**Task brief**
Reproduce the full listing that appears beneath this instruction exactly.

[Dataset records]
•••••
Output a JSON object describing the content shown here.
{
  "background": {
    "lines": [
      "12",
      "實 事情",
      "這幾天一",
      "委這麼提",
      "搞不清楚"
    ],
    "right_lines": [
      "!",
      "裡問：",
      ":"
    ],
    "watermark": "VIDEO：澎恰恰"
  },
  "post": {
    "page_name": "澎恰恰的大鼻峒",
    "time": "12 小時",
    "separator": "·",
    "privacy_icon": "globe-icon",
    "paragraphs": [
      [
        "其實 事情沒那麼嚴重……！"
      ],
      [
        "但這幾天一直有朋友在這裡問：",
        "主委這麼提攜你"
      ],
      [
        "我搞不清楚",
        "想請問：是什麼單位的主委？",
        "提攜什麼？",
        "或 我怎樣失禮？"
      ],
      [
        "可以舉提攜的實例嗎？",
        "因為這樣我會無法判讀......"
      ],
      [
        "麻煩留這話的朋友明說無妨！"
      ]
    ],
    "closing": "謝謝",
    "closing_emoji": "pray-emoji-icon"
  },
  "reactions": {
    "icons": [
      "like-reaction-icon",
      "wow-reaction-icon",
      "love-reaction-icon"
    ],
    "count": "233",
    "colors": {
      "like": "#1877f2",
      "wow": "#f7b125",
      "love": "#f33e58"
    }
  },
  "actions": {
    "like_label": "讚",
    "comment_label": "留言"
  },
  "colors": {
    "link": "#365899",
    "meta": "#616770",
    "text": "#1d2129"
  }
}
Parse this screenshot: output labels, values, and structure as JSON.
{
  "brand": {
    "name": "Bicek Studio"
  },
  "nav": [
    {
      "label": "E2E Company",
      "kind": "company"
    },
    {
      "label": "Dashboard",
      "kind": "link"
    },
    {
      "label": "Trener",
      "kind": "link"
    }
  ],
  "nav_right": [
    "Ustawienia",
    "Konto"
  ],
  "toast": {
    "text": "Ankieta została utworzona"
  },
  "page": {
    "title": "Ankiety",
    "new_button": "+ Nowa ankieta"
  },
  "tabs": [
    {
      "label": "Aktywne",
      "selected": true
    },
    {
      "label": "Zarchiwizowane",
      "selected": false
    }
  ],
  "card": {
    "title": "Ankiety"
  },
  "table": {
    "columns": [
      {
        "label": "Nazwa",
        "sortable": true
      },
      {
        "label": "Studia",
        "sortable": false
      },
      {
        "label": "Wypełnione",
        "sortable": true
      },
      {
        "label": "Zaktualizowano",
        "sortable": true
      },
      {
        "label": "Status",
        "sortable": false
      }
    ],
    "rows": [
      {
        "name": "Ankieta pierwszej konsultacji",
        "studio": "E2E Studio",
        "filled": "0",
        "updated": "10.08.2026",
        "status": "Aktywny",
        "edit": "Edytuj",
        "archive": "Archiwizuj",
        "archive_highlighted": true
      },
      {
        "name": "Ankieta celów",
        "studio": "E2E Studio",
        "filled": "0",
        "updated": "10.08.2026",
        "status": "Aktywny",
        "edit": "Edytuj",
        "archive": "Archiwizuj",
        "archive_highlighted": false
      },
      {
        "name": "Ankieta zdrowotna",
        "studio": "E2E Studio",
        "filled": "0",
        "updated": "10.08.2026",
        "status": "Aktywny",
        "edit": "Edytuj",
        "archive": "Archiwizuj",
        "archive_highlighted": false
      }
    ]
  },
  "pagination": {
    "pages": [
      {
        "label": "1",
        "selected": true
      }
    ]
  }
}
•••••
**Output of the task**
Output a JSON object describing the content shown here.
{
  "background": {
    "lines": [
      "12",
      "實 事情",
      "這幾天一",
      "委這麼提",
      "搞不清楚"
    ],
    "right_lines": [
      "!",
      "裡問：",
      ":"
    ],
    "watermark": "VIDEO：澎恰恰"
  },
  "post": {
    "page_name": "澎恰恰的大鼻峒",
    "time": "12 小時",
    "separator": "·",
    "privacy_icon": "globe-icon",
    "paragraphs": [
      [
        "其實 事情沒那麼嚴重……！"
      ],
      [
        "但這幾天一直有朋友在這裡問：",
        "主委這麼提攜你"
      ],
      [
        "我搞不清楚",
        "想請問：是什麼單位的主委？",
        "提攜什麼？",
        "或 我怎樣失禮？"
      ],
      [
        "可以舉提攜的實例嗎？",
        "因為這樣我會無法判讀......"
      ],
      [
        "麻煩留這話的朋友明說無妨！"
      ]
    ],
    "closing": "謝謝",
    "closing_emoji": "pray-emoji-icon"
  },
  "reactions": {
    "icons": [
      "like-reaction-icon",
      "wow-reaction-icon",
      "love-reaction-icon"
    ],
    "count": "233",
    "colors": {
      "like": "#1877f2",
      "wow": "#f7b125",
      "love": "#f33e58"
    }
  },
  "actions": {
    "like_label": "讚",
    "comment_label": "留言"
  },
  "colors": {
    "link": "#365899",
    "meta": "#616770",
    "text": "#1d2129"
  }
}
Parse this screenshot: output labels, values, and structure as JSON.
{
  "brand": {
    "name": "Bicek Studio"
  },
  "nav": [
    {
      "label": "E2E Company",
      "kind": "company"
    },
    {
      "label": "Dashboard",
      "kind": "link"
    },
    {
      "label": "Trener",
      "kind": "link"
    }
  ],
  "nav_right": [
    "Ustawienia",
    "Konto"
  ],
  "toast": {
    "text": "Ankieta została utworzona"
  },
  "page": {
    "title": "Ankiety",
    "new_button": "+ Nowa ankieta"
  },
  "tabs": [
    {
      "label": "Aktywne",
      "selected": true
    },
    {
      "label": "Zarchiwizowane",
      "selected": false
    }
  ],
  "card": {
    "title": "Ankiety"
  },
  "table": {
    "columns": [
      {
        "label": "Nazwa",
        "sortable": true
      },
      {
        "label": "Studia",
        "sortable": false
      },
      {
        "label": "Wypełnione",
        "sortable": true
      },
      {
        "label": "Zaktualizowano",
        "sortable": true
      },
      {
        "label": "Status",
        "sortable": false
      }
    ],
    "rows": [
      {
        "name": "Ankieta pierwszej konsultacji",
        "studio": "E2E Studio",
        "filled": "0",
        "updated": "10.08.2026",
        "status": "Aktywny",
        "edit": "Edytuj",
        "archive": "Archiwizuj",
        "archive_highlighted": true
      },
      {
        "name": "Ankieta celów",
        "studio": "E2E Studio",
        "filled": "0",
        "updated": "10.08.2026",
        "status": "Aktywny",
        "edit": "Edytuj",
        "archive": "Archiwizuj",
        "archive_highlighted": false
      },
      {
        "name": "Ankieta zdrowotna",
        "studio": "E2E Studio",
        "filled": "0",
        "updated": "10.08.2026",
        "status": "Aktywny",
        "edit": "Edytuj",
        "archive": "Archiwizuj",
        "archive_highlighted": false
      }
    ]
  },
  "pagination": {
    "pages": [
      {
        "label": "1",
        "selected": true
      }
    ]
  }
}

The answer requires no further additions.